# Task requirements
Extract the text of each entry below exactly, leaving every image behind.

# Stored records
▼
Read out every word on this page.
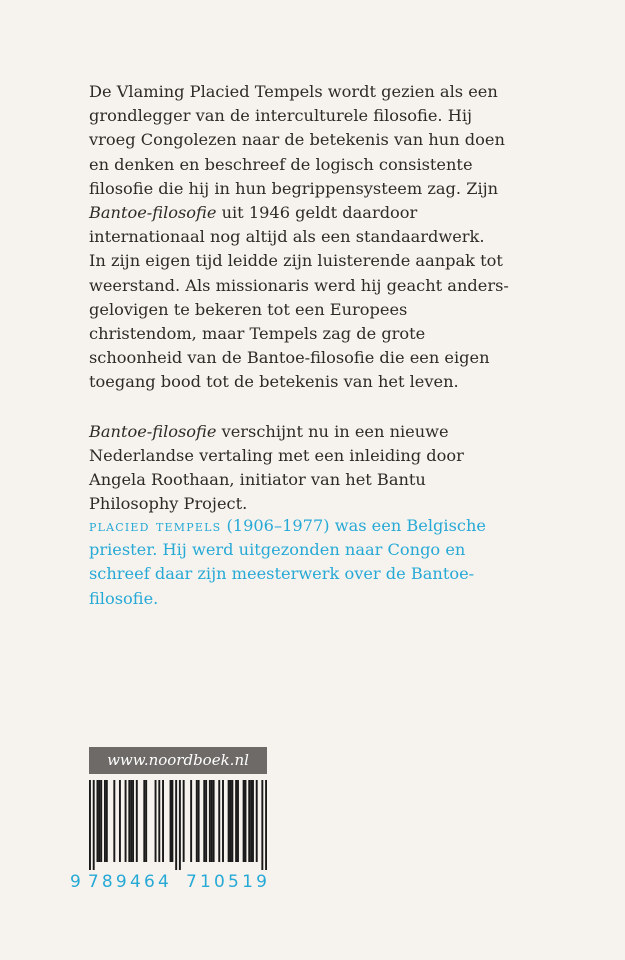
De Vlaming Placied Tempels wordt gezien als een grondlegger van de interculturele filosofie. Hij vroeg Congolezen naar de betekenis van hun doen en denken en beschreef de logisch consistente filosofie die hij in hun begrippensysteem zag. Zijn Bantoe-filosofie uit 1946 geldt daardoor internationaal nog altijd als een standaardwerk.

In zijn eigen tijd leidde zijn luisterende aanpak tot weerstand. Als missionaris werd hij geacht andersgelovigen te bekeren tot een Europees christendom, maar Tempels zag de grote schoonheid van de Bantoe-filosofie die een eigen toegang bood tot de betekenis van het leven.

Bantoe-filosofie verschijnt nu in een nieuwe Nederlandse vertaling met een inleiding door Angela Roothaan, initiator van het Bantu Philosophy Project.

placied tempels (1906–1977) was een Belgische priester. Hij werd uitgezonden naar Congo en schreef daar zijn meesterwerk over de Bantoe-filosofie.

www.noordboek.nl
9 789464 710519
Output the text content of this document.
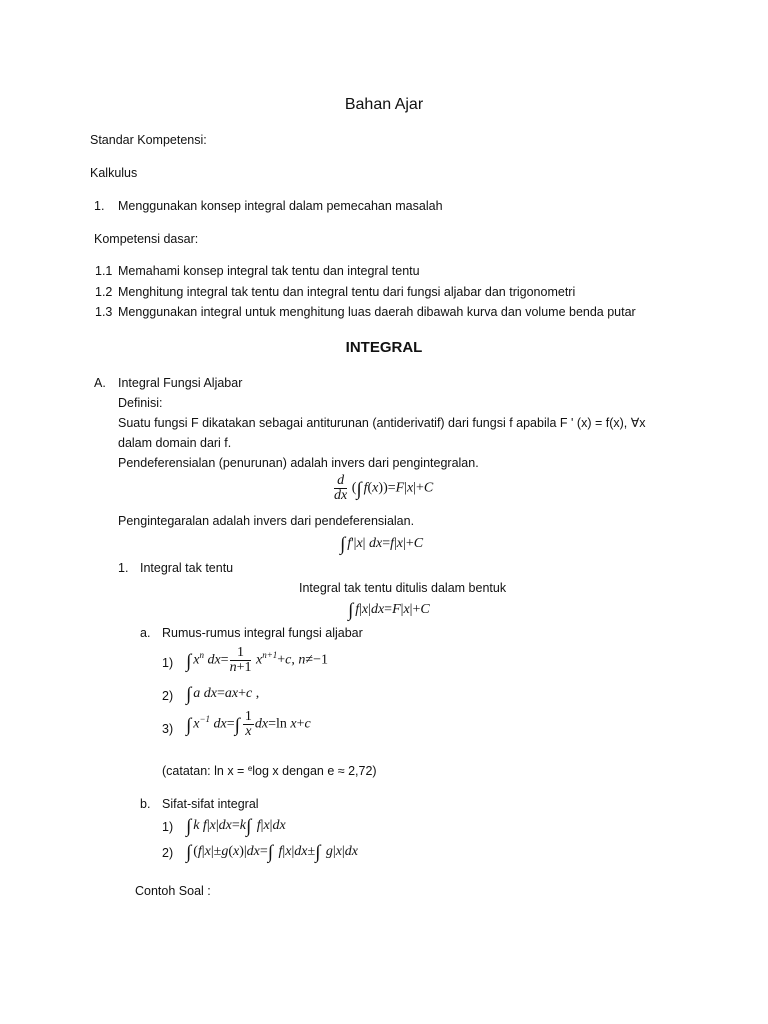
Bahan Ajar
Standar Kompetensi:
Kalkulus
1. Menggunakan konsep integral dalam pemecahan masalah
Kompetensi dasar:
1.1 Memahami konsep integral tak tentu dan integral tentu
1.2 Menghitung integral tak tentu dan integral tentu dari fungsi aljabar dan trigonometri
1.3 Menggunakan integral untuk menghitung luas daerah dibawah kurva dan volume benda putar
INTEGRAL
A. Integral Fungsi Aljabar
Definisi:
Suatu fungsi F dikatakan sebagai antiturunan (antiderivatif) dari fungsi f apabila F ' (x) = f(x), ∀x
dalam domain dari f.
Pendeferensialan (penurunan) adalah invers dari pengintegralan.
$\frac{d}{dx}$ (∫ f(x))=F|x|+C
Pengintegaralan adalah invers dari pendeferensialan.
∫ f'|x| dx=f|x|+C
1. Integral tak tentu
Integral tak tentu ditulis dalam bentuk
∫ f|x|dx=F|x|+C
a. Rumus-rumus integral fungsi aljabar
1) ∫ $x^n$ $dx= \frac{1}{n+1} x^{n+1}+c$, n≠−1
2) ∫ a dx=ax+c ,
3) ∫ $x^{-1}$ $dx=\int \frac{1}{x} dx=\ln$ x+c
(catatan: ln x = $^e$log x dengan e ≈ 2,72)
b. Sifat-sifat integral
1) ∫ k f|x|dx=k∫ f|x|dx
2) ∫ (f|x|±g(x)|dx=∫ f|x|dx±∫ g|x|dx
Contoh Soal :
▲
# Solution to this task
Read out every word on this page.
De Vlaming Placied Tempels wordt gezien als een grondlegger van de interculturele filosofie. Hij vroeg Congolezen naar de betekenis van hun doen en denken en beschreef de logisch consistente filosofie die hij in hun begrippensysteem zag. Zijn Bantoe-filosofie uit 1946 geldt daardoor internationaal nog altijd als een standaardwerk.

In zijn eigen tijd leidde zijn luisterende aanpak tot weerstand. Als missionaris werd hij geacht andersgelovigen te bekeren tot een Europees christendom, maar Tempels zag de grote schoonheid van de Bantoe-filosofie die een eigen toegang bood tot de betekenis van het leven.

Bantoe-filosofie verschijnt nu in een nieuwe Nederlandse vertaling met een inleiding door Angela Roothaan, initiator van het Bantu Philosophy Project.

placied tempels (1906–1977) was een Belgische priester. Hij werd uitgezonden naar Congo en schreef daar zijn meesterwerk over de Bantoe-filosofie.

www.noordboek.nl
9 789464 710519
Output the text content of this document.
Bahan Ajar
Standar Kompetensi:
Kalkulus
1. Menggunakan konsep integral dalam pemecahan masalah
Kompetensi dasar:
1.1 Memahami konsep integral tak tentu dan integral tentu
1.2 Menghitung integral tak tentu dan integral tentu dari fungsi aljabar dan trigonometri
1.3 Menggunakan integral untuk menghitung luas daerah dibawah kurva dan volume benda putar
INTEGRAL
A. Integral Fungsi Aljabar
Definisi:
Suatu fungsi F dikatakan sebagai antiturunan (antiderivatif) dari fungsi f apabila F ' (x) = f(x), ∀x
dalam domain dari f.
Pendeferensialan (penurunan) adalah invers dari pengintegralan.
$\frac{d}{dx}$ (∫ f(x))=F|x|+C
Pengintegaralan adalah invers dari pendeferensialan.
∫ f'|x| dx=f|x|+C
1. Integral tak tentu
Integral tak tentu ditulis dalam bentuk
∫ f|x|dx=F|x|+C
a. Rumus-rumus integral fungsi aljabar
1) ∫ $x^n$ $dx= \frac{1}{n+1} x^{n+1}+c$, n≠−1
2) ∫ a dx=ax+c ,
3) ∫ $x^{-1}$ $dx=\int \frac{1}{x} dx=\ln$ x+c
(catatan: ln x = $^e$log x dengan e ≈ 2,72)
b. Sifat-sifat integral
1) ∫ k f|x|dx=k∫ f|x|dx
2) ∫ (f|x|±g(x)|dx=∫ f|x|dx±∫ g|x|dx
Contoh Soal :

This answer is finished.